__Excerpt to read__
━━━

Section 2.4 Binding Effect; Assignment. This Agreement and all of the provisions hereof shall be binding upon and shall inure to the benefit of the parties hereto and their respective successors and permitted assigns. Neither this Agreement nor any of the rights, interests or obligations hereunder shall be assigned, directly or indirectly, including by operation of law, by any party hereto without the prior written consent of the other party hereto, except notwithstanding any of the foregoing, the Sponsor may, in connection with a transfer of shares of the Company’s common stock to one of its Affiliates, assign its rights and obligations hereunder to such Affiliate transferee, in which case the prior consent of the Company shall not be required.
Section 2.5 No Third Party Beneficiaries. This Agreement is exclusively for the benefit of the parties hereto, and their respective successors and permitted assigns, and this Agreement shall not be deemed to confer upon or give to any other third party any remedy, claim, liability, reimbursement, cause of action or other right by virtue of any applicable law in any jurisdiction to enforce any of the terms to this Agreement.

━━━

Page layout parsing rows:
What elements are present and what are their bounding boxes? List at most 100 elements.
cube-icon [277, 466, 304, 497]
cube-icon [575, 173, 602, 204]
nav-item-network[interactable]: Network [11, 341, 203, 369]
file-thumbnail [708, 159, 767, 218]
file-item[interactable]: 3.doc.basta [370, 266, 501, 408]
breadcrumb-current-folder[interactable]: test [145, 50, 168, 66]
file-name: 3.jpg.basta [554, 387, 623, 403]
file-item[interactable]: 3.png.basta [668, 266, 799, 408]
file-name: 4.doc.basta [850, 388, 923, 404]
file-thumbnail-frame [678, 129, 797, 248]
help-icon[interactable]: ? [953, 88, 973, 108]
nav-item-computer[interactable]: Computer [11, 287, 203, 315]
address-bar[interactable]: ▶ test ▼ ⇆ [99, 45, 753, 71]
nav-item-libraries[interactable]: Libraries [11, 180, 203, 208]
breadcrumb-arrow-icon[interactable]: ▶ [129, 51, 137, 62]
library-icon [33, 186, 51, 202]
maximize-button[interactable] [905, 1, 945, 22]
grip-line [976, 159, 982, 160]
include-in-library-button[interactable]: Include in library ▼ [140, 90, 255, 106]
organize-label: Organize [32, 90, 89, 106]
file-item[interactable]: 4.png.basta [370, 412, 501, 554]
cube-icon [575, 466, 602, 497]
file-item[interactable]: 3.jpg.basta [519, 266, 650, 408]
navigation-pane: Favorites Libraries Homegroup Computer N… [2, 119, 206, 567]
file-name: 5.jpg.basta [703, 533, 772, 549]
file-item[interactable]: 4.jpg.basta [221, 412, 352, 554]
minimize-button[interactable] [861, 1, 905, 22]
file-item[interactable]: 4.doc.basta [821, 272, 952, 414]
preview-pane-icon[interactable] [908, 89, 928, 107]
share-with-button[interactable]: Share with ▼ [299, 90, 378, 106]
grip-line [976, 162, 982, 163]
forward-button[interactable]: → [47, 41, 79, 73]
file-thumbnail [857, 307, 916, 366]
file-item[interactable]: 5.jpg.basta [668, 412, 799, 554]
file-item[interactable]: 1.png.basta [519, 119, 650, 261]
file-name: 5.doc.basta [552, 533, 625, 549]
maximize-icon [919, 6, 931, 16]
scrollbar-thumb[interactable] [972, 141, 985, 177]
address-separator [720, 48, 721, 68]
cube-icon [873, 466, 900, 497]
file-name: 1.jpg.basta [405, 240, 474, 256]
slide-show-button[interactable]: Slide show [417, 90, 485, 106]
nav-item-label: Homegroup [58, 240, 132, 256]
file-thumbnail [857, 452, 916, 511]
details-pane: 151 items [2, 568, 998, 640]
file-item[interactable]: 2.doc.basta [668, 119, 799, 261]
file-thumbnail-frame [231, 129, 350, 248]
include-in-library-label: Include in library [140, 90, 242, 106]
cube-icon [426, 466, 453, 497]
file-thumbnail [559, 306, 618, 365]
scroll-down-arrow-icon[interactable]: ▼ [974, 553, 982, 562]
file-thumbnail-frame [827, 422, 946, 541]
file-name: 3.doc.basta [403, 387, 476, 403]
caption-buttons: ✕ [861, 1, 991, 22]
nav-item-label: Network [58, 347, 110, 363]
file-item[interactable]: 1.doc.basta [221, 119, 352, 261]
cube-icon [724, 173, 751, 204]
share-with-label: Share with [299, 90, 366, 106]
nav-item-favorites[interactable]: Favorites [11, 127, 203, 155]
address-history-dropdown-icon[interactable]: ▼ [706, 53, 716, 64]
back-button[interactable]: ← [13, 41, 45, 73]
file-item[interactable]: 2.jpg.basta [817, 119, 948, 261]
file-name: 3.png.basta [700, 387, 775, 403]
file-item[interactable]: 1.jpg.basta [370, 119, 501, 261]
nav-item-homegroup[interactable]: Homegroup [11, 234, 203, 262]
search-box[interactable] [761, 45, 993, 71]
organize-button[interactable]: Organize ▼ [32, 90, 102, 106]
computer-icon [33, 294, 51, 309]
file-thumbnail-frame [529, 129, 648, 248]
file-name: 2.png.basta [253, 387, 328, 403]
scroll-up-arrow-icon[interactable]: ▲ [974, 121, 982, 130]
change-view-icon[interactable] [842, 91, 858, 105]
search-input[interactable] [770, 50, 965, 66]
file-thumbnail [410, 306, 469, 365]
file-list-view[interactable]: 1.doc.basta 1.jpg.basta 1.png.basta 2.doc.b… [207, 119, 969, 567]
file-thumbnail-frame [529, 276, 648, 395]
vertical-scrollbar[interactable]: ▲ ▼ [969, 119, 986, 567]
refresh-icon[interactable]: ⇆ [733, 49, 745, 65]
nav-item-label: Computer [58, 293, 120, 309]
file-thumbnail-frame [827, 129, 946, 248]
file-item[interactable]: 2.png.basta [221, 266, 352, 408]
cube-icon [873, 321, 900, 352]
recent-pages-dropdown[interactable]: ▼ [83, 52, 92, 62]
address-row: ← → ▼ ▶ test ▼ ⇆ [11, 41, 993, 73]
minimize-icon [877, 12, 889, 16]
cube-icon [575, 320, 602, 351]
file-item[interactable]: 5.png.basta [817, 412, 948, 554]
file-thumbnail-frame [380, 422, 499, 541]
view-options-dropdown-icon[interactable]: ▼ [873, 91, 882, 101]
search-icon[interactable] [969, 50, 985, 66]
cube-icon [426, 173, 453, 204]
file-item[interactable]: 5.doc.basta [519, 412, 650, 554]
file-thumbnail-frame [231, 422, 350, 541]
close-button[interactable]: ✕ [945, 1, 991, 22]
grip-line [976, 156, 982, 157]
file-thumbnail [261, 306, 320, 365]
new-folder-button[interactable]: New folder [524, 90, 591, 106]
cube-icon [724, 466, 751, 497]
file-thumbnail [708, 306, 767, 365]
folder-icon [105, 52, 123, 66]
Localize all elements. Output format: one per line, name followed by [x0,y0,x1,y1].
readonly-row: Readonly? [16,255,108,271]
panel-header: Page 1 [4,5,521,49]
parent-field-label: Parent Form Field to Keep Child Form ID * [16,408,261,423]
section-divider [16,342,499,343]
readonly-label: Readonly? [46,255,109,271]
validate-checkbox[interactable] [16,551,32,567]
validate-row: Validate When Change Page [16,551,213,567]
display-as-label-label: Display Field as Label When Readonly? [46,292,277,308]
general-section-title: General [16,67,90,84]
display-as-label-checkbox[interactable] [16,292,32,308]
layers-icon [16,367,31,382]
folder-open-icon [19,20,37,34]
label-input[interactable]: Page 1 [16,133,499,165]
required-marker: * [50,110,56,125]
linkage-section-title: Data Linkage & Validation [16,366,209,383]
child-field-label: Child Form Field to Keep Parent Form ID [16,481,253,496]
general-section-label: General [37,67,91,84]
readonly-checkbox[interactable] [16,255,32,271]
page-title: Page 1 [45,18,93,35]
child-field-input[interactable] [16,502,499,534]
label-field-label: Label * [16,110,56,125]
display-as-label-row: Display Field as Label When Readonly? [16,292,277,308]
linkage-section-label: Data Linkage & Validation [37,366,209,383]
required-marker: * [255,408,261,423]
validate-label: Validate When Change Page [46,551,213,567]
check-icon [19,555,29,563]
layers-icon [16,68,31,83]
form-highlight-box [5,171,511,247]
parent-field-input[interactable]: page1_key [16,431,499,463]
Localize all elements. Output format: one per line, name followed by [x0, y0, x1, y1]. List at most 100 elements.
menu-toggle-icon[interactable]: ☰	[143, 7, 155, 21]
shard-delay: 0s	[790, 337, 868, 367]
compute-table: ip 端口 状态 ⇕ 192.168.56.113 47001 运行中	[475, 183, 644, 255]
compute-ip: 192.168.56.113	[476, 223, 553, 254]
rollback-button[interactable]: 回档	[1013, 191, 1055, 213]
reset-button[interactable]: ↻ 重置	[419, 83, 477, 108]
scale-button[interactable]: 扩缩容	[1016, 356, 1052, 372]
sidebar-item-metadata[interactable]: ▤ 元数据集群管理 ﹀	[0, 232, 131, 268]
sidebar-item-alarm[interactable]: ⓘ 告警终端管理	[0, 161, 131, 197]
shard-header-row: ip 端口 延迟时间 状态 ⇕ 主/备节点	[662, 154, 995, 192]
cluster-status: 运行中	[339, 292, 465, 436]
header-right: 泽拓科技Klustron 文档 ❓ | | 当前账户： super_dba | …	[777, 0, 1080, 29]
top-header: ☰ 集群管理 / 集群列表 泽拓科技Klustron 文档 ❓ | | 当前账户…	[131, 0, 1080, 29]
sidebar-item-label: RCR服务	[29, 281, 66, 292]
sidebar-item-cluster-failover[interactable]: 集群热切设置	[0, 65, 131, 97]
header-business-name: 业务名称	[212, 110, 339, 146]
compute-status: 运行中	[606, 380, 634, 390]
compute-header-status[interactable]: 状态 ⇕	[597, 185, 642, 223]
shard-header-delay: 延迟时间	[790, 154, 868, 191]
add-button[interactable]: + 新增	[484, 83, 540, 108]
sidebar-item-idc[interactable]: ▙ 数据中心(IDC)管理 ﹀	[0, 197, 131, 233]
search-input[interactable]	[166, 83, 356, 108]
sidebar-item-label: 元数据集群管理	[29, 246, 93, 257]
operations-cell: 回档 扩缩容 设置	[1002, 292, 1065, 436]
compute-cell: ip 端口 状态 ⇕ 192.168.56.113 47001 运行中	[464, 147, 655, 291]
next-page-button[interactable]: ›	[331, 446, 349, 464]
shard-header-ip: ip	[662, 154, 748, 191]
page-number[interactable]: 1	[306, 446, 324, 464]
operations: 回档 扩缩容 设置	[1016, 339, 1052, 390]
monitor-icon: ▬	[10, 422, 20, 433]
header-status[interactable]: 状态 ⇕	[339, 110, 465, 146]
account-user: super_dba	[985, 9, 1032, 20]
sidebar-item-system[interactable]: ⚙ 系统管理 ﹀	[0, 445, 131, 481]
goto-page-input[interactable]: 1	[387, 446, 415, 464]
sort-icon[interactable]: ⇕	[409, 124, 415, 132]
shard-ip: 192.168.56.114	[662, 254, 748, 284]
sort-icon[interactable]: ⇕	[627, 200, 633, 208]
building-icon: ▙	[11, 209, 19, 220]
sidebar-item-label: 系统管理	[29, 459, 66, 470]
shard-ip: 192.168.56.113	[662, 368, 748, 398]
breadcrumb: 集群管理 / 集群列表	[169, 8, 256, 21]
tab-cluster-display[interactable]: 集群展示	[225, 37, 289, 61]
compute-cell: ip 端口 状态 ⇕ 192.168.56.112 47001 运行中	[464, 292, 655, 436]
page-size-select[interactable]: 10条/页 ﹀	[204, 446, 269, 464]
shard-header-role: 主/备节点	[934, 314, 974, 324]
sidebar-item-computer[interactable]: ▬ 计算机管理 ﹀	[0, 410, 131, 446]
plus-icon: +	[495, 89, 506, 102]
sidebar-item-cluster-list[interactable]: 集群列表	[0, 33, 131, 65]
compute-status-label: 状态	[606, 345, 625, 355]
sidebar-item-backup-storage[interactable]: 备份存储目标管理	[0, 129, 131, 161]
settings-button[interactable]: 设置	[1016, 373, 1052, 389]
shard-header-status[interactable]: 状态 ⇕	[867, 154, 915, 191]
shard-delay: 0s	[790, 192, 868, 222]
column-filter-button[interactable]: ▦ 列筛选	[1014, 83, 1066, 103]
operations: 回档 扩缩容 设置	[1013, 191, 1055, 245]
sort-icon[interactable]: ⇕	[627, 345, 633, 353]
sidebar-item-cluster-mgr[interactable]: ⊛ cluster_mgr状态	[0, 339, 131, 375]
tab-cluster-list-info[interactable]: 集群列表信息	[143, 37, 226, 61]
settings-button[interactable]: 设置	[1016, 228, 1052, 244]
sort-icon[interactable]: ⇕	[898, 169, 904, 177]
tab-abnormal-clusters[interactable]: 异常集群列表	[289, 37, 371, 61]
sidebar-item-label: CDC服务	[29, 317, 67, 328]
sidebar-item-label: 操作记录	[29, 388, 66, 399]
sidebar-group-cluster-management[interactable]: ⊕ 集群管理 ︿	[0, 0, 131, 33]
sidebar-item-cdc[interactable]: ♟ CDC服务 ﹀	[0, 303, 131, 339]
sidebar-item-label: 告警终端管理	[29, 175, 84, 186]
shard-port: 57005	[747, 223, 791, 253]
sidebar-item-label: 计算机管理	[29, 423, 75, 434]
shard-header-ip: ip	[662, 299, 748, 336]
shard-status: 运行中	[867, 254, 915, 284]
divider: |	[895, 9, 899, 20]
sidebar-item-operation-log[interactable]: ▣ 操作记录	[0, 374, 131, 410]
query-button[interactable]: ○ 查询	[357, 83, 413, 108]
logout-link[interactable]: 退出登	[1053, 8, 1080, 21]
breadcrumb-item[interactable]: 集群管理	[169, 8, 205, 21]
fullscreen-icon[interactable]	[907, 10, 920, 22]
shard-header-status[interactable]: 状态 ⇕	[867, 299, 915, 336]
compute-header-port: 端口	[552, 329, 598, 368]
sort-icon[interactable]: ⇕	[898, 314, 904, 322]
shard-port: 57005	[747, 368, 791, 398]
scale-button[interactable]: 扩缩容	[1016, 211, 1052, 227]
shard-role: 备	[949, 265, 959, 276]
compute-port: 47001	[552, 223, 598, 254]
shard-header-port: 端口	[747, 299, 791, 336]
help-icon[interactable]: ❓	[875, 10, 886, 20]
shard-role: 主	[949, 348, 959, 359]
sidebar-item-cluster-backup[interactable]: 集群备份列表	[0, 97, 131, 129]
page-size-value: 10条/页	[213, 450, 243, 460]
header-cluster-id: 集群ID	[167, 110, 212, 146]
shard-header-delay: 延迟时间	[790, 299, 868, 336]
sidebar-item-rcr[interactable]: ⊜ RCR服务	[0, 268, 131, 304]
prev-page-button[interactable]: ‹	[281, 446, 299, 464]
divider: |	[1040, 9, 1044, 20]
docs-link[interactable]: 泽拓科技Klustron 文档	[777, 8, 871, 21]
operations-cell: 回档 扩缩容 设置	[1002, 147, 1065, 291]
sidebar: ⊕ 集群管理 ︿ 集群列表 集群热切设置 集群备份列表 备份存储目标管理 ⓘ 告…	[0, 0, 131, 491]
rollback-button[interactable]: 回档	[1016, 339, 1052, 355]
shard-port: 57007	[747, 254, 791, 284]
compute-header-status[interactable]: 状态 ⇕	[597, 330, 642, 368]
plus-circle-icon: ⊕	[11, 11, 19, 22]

━━━

__Parts of the exercise__
a) In the contract excerpt, to whom may the Sponsor assign its rights and obligations without the Company's prior consent?
b) Extend the contract excerpt past its final sentence.

__Your responses__
a) To an Affiliate, when the Sponsor transfers shares of the Company's common stock to that Affiliate.

b)
Section 2.6 Entire Agreement. This Agreement constitutes the entire agreement among the parties with respect to the subject matter of this Agreement and supersede all other prior agreements and understandings, both written and oral, between the parties with respect to the subject matter of this Agreement. Each party hereto acknowledges and agrees that, in entering into this Agreement, such party has not relied on any promises or assurances, written or oral, that are not reflected in this Agreement.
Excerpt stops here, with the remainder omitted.